Dataset:

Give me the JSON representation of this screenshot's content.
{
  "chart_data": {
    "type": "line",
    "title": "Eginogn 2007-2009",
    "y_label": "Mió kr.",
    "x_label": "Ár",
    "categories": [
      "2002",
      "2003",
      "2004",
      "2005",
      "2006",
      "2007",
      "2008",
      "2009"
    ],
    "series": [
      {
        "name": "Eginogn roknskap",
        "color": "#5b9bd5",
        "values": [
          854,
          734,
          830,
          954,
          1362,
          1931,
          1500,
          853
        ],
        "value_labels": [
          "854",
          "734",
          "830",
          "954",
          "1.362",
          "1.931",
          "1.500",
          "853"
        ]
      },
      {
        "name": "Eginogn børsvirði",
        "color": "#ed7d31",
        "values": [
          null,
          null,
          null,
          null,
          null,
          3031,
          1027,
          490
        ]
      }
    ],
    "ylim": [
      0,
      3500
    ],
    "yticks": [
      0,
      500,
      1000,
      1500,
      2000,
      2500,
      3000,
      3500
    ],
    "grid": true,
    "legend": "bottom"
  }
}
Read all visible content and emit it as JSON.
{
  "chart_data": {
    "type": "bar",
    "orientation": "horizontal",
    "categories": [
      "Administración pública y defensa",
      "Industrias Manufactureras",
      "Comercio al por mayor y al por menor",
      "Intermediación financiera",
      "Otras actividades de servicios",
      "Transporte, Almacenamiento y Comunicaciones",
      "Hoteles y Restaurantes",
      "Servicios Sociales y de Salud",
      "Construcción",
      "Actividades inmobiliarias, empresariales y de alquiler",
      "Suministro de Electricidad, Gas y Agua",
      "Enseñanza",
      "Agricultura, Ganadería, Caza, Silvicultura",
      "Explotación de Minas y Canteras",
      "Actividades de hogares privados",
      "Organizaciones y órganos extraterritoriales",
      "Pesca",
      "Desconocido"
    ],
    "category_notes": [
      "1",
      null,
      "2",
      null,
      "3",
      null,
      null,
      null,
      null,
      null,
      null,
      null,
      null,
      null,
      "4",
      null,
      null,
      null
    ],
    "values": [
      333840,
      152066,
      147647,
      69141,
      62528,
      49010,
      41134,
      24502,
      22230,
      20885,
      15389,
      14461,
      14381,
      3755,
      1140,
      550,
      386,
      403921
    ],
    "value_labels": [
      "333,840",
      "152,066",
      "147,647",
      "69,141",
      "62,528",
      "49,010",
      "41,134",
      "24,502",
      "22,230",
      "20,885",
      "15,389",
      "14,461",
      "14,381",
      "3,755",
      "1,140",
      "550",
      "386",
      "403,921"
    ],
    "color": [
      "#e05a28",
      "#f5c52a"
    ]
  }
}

Problem requirements: Read the entries and pick out all lines that include the word "JSON".

Answer below:
Give me the JSON representation of this screenshot's content.
Read all visible content and emit it as JSON.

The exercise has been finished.